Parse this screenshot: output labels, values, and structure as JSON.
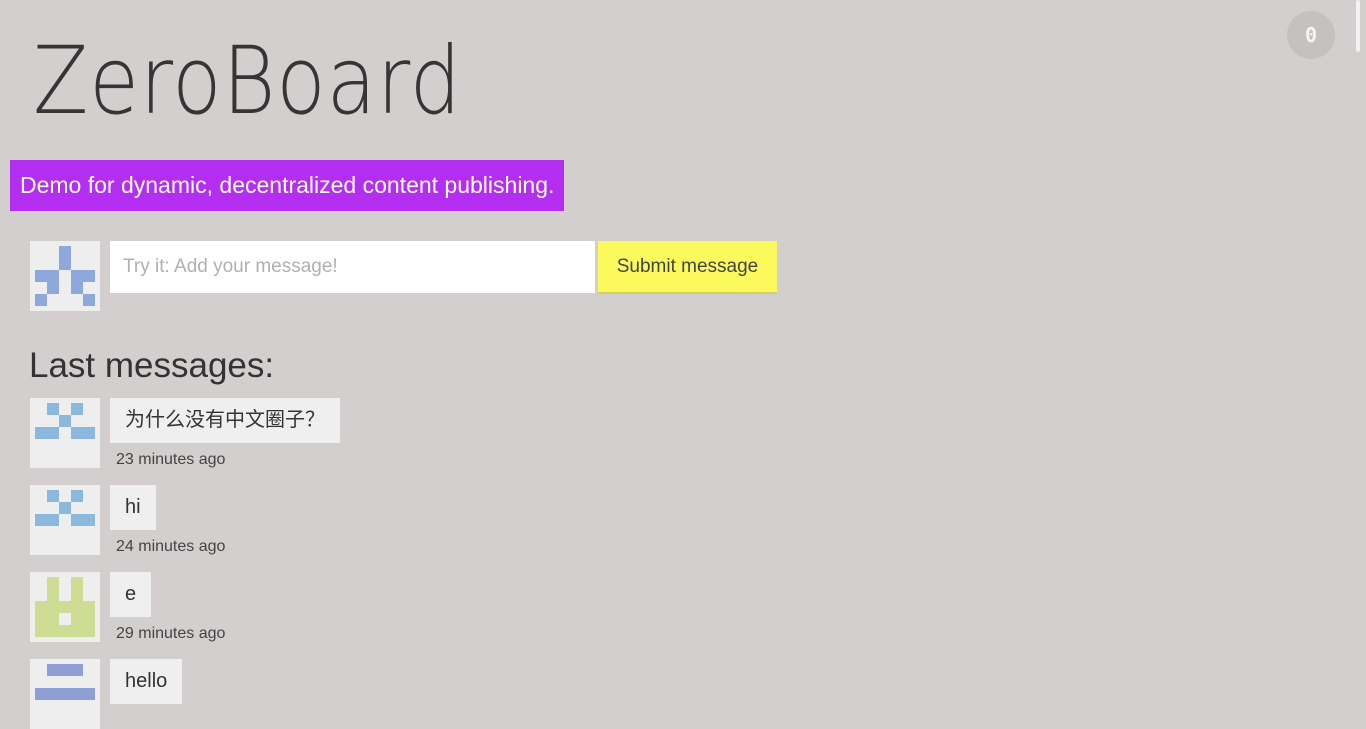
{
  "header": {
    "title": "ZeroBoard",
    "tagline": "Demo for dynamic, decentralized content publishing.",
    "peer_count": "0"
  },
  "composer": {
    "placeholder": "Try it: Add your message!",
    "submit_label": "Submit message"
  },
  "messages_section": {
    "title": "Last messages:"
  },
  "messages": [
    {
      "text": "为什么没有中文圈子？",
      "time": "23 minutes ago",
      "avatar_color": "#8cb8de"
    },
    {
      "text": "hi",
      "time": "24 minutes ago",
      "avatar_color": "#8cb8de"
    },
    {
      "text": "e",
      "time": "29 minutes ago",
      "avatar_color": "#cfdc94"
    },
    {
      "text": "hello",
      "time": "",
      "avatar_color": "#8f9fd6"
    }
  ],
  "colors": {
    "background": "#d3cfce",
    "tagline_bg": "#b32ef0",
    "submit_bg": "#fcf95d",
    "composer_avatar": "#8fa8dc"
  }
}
※ ※ ※
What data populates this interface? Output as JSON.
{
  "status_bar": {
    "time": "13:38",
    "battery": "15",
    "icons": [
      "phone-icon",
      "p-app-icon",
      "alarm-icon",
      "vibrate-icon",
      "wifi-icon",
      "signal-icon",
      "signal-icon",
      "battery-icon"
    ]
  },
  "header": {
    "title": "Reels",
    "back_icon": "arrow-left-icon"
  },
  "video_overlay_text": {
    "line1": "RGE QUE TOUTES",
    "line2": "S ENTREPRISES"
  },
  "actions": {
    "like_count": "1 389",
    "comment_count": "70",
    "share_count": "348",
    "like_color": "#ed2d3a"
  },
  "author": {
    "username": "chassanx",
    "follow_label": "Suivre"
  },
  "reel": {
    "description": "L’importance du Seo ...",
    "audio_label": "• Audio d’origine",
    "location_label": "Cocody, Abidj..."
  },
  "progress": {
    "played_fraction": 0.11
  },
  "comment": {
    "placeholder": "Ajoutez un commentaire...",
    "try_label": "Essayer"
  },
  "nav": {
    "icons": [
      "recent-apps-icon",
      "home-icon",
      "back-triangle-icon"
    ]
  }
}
※ ※ ※
▸ TASK OBJECTIVE: Copy out each line of the data where the string "minutes" appears.

▸ RESPONSE TO THE TASK:
      "time": "23 minutes ago",
      "time": "24 minutes ago",
      "time": "29 minutes ago",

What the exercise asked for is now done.